■ **Task to complete**:
Using the records provided below, locate and copy each line that contains the word "this".

■ **Available data**:
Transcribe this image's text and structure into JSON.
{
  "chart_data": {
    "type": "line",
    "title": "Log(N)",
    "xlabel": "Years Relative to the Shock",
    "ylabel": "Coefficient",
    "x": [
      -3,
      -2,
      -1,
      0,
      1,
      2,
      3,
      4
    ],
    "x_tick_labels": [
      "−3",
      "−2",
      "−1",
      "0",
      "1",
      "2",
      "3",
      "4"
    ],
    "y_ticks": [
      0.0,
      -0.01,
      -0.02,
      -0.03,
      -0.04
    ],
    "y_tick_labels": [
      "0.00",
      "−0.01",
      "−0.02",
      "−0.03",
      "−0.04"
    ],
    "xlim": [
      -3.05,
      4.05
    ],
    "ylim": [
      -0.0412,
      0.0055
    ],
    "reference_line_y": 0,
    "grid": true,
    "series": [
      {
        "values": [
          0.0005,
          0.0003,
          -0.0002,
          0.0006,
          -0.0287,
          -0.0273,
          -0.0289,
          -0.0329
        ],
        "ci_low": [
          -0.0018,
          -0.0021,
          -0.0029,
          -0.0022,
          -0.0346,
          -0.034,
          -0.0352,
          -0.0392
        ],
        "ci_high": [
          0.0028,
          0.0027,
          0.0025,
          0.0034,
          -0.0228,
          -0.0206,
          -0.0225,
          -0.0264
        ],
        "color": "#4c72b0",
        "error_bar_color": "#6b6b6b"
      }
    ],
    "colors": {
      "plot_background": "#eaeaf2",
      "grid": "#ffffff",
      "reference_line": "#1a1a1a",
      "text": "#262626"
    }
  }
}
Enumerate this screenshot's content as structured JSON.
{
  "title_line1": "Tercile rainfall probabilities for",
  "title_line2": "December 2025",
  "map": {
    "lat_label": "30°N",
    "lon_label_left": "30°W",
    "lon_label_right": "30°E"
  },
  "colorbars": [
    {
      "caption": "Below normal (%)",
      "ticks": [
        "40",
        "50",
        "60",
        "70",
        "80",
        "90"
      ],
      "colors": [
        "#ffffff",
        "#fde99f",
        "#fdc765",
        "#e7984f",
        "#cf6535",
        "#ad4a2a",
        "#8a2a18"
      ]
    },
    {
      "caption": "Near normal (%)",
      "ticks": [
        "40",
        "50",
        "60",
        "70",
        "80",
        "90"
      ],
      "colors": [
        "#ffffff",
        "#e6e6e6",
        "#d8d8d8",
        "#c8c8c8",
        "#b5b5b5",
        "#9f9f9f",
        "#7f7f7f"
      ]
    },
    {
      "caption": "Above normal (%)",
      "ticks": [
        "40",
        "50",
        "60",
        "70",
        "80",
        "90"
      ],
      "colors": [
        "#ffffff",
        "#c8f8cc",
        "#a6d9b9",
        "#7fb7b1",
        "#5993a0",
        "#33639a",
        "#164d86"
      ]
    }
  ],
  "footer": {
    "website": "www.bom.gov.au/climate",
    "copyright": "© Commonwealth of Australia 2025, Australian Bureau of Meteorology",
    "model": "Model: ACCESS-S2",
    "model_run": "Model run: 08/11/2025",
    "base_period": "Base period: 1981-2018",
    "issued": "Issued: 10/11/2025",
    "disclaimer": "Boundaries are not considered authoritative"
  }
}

■ **Solution**:
Transcribe this image's text and structure into JSON.
Enumerate this screenshot's content as structured JSON.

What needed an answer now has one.